>> Start

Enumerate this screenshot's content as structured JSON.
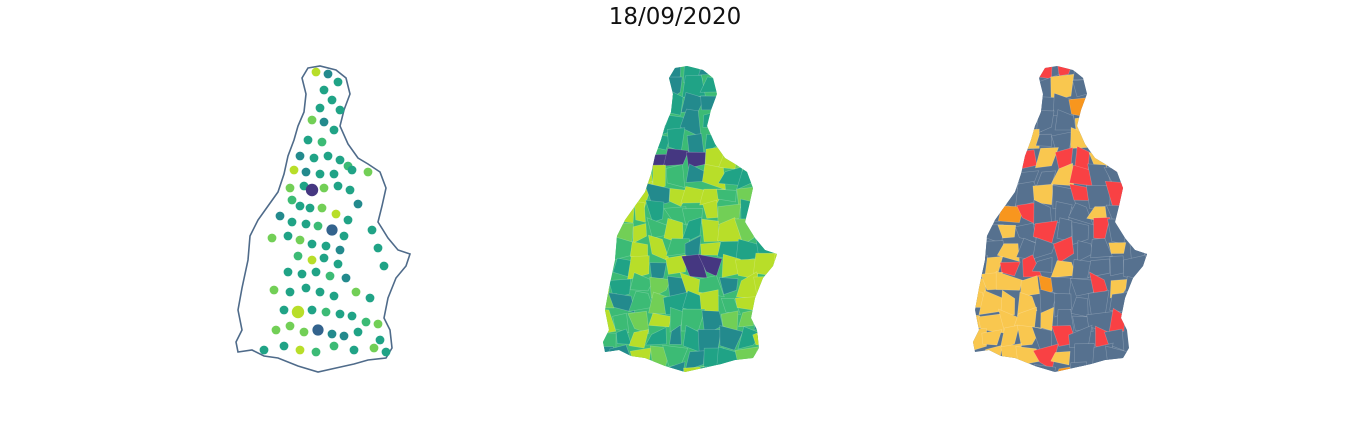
{
  "title": "18/09/2020",
  "maps": [
    {
      "name": "points-map",
      "style": "outline with graduated circle markers",
      "outline_color": "#4f6b8a"
    },
    {
      "name": "choropleth-continuous",
      "style": "filled municipalities, viridis palette"
    },
    {
      "name": "choropleth-categorical",
      "style": "filled municipalities, 4 categories"
    }
  ],
  "palettes": {
    "viridis": [
      "#453781",
      "#33638d",
      "#238a8d",
      "#20a386",
      "#3cbb75",
      "#72cf56",
      "#b8de29"
    ],
    "categorical": {
      "slate": "#56718f",
      "yellow": "#f9c74f",
      "red": "#f94144",
      "orange": "#f8961e"
    }
  }
}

>> End

Set problem - Extract every line above containing the word "categorical".

Finished answer -
      "name": "choropleth-categorical",
    "categorical": {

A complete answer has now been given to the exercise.